--- Written exercise ---
Print the records below word for word, but leave out the pictures.

--- Records provided ---
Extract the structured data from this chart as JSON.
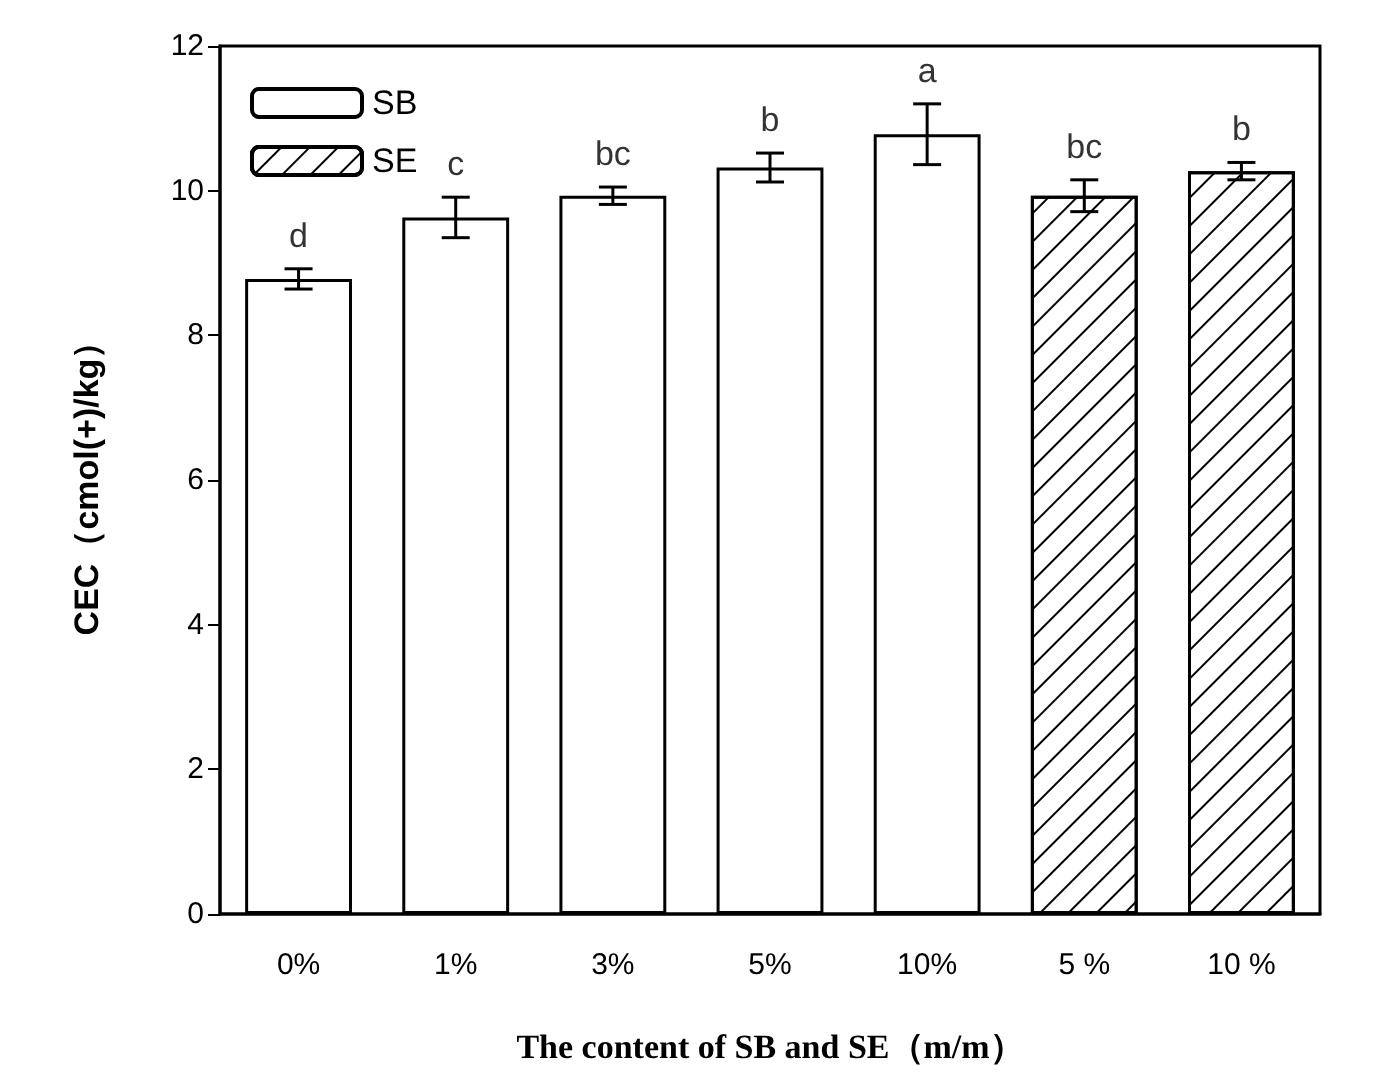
{
  "chart_data": {
    "type": "bar",
    "xlabel": "The content of SB and SE（m/m）",
    "ylabel": "CEC（cmol(+)/kg）",
    "categories": [
      "0%",
      "1%",
      "3%",
      "5%",
      "10%",
      "5 %",
      "10 %"
    ],
    "series": [
      {
        "name": "SB",
        "color": "#ffffff",
        "values": [
          8.78,
          9.63,
          9.93,
          10.32,
          10.78,
          null,
          null
        ],
        "errors": [
          0.14,
          0.28,
          0.12,
          0.2,
          0.42,
          null,
          null
        ]
      },
      {
        "name": "SE",
        "color": "#ffffff",
        "values": [
          null,
          null,
          null,
          null,
          null,
          9.93,
          10.27
        ],
        "errors": [
          null,
          null,
          null,
          null,
          null,
          0.22,
          0.12
        ]
      }
    ],
    "ylim": [
      0,
      12
    ],
    "yticks": [
      0,
      2,
      4,
      6,
      8,
      10,
      12
    ],
    "grid": false,
    "legend": "top left",
    "annotations": [
      {
        "text": "d",
        "x": "0%",
        "y": 8.78
      },
      {
        "text": "c",
        "x": "1%",
        "y": 9.63
      },
      {
        "text": "bc",
        "x": "3%",
        "y": 9.93
      },
      {
        "text": "b",
        "x": "5%",
        "y": 10.32
      },
      {
        "text": "a",
        "x": "10%",
        "y": 10.78
      },
      {
        "text": "bc",
        "x": "5 %",
        "y": 9.93
      },
      {
        "text": "b",
        "x": "10 %",
        "y": 10.27
      }
    ]
  }
}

--- Answer to the problem ---
Extract the structured data from this chart as JSON.
{
  "chart_data": {
    "type": "bar",
    "xlabel": "The content of SB and SE（m/m）",
    "ylabel": "CEC（cmol(+)/kg）",
    "categories": [
      "0%",
      "1%",
      "3%",
      "5%",
      "10%",
      "5 %",
      "10 %"
    ],
    "series": [
      {
        "name": "SB",
        "color": "#ffffff",
        "values": [
          8.78,
          9.63,
          9.93,
          10.32,
          10.78,
          null,
          null
        ],
        "errors": [
          0.14,
          0.28,
          0.12,
          0.2,
          0.42,
          null,
          null
        ]
      },
      {
        "name": "SE",
        "color": "#ffffff",
        "values": [
          null,
          null,
          null,
          null,
          null,
          9.93,
          10.27
        ],
        "errors": [
          null,
          null,
          null,
          null,
          null,
          0.22,
          0.12
        ]
      }
    ],
    "ylim": [
      0,
      12
    ],
    "yticks": [
      0,
      2,
      4,
      6,
      8,
      10,
      12
    ],
    "grid": false,
    "legend": "top left",
    "annotations": [
      {
        "text": "d",
        "x": "0%",
        "y": 8.78
      },
      {
        "text": "c",
        "x": "1%",
        "y": 9.63
      },
      {
        "text": "bc",
        "x": "3%",
        "y": 9.93
      },
      {
        "text": "b",
        "x": "5%",
        "y": 10.32
      },
      {
        "text": "a",
        "x": "10%",
        "y": 10.78
      },
      {
        "text": "bc",
        "x": "5 %",
        "y": 9.93
      },
      {
        "text": "b",
        "x": "10 %",
        "y": 10.27
      }
    ]
  }
}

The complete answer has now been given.